BEGIN Document excerpt

How Snowplow Automates Private SaaS Infrastructure Across AWS and GCP at Scale
Jul 09, 2020
In this case study, you'll learn how Snowplow analytics uses the entire HashiStack in their private, multi-cloud SaaS model to automate setup, upgrades, and monitoring for 150+ big data pipeline deployments.
Snowplow provides a fully managed service solution where each client has their own individual systems stack that is 100% isolated from every other client and in their own cloud. We need our large (and growing) estate of configurable data pipelines to be consistent, up to date, and secure. This talk will discuss how Snowplow leverages the HashiStack to automate the setup, upgrade, and monitoring of over 150 big data pipeline deployments across multiple clouds through our Private SaaS model.
*Josh Beemster: *
Today we're going to be talking about how Snowplow Analytics manages private SaaS infrastructure at scale, across 150+ Amazon and GCP clients.
My name is Josh Beemster, and I'm the technical operations lead at Snowplow Analytics.
*João Luis: *
Hi, I'm João Luis, site reliability engineer at Snowplow. I write Terraform code.

END Document excerpt
BEGIN Dataset extract

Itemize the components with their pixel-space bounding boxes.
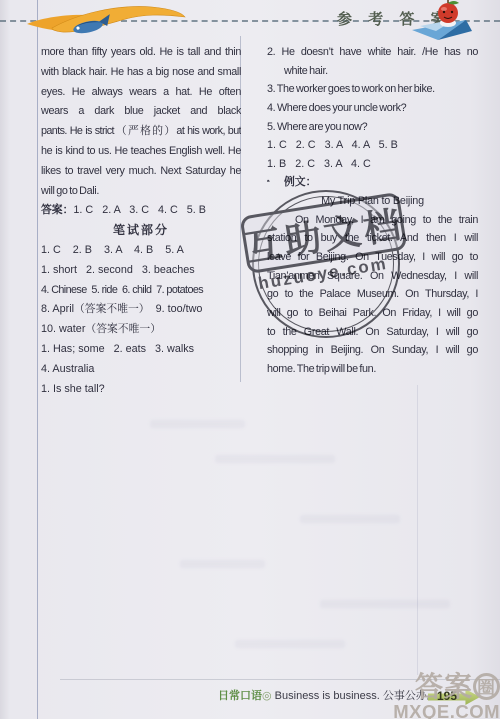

END Dataset extract

The problem: Rewrite the Snowplow case study starting with "Snowplow provides a" and going on through "write Terraform code.", putting "infrastructure engineering manager" wherever "technical operations lead" appears. Work only from the Snowplow case study itself.

Task output:
Snowplow provides a fully managed service solution where each client has their own individual systems stack that is 100% isolated from every other client and in their own cloud. We need our large (and growing) estate of configurable data pipelines to be consistent, up to date, and secure. This talk will discuss how Snowplow leverages the HashiStack to automate the setup, upgrade, and monitoring of over 150 big data pipeline deployments across multiple clouds through our Private SaaS model.
*Josh Beemster: *
Today we're going to be talking about how Snowplow Analytics manages private SaaS infrastructure at scale, across 150+ Amazon and GCP clients.
My name is Josh Beemster, and I'm the infrastructure engineering manager at Snowplow Analytics.
*João Luis: *
Hi, I'm João Luis, site reliability engineer at Snowplow. I write Terraform code.